# [EXERCISE DESCRIPTION]
Set down all of the entries word for word, omitting the images they contain.

# [RECORDS PROVIDED]
◇ ◇ ◇

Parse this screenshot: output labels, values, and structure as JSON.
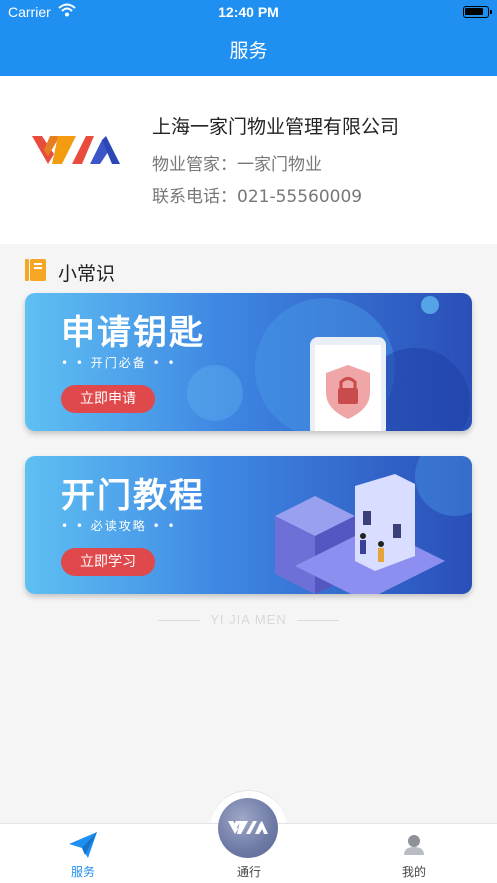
{
  "status_bar": {
    "carrier": "Carrier",
    "time": "12:40 PM"
  },
  "nav": {
    "title": "服务"
  },
  "company": {
    "name": "上海一家门物业管理有限公司",
    "manager": "物业管家：一家门物业",
    "phone": "联系电话：021-55560009"
  },
  "section": {
    "title": "小常识"
  },
  "banners": [
    {
      "headline": "申请钥匙",
      "sub": "• • 开门必备 • •",
      "cta": "立即申请"
    },
    {
      "headline": "开门教程",
      "sub": "• • 必读攻略 • •",
      "cta": "立即学习"
    }
  ],
  "watermark": "YI JIA MEN",
  "tabs": [
    {
      "label": "服务",
      "icon": "paper-plane-icon",
      "active": true
    },
    {
      "label": "通行",
      "icon": "logo-icon",
      "active": false
    },
    {
      "label": "我的",
      "icon": "user-icon",
      "active": false
    }
  ],
  "colors": {
    "primary": "#1f8ff2",
    "cta": "#e0494c",
    "section_icon": "#f5a623"
  }
}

◇ ◇ ◇

# [WRITTEN REPLY]
Parse this screenshot: output labels, values, and structure as JSON.
{
  "status_bar": {
    "carrier": "Carrier",
    "time": "12:40 PM"
  },
  "nav": {
    "title": "服务"
  },
  "company": {
    "name": "上海一家门物业管理有限公司",
    "manager": "物业管家：一家门物业",
    "phone": "联系电话：021-55560009"
  },
  "section": {
    "title": "小常识"
  },
  "banners": [
    {
      "headline": "申请钥匙",
      "sub": "• • 开门必备 • •",
      "cta": "立即申请"
    },
    {
      "headline": "开门教程",
      "sub": "• • 必读攻略 • •",
      "cta": "立即学习"
    }
  ],
  "watermark": "YI JIA MEN",
  "tabs": [
    {
      "label": "服务",
      "icon": "paper-plane-icon",
      "active": true
    },
    {
      "label": "通行",
      "icon": "logo-icon",
      "active": false
    },
    {
      "label": "我的",
      "icon": "user-icon",
      "active": false
    }
  ],
  "colors": {
    "primary": "#1f8ff2",
    "cta": "#e0494c",
    "section_icon": "#f5a623"
  }
}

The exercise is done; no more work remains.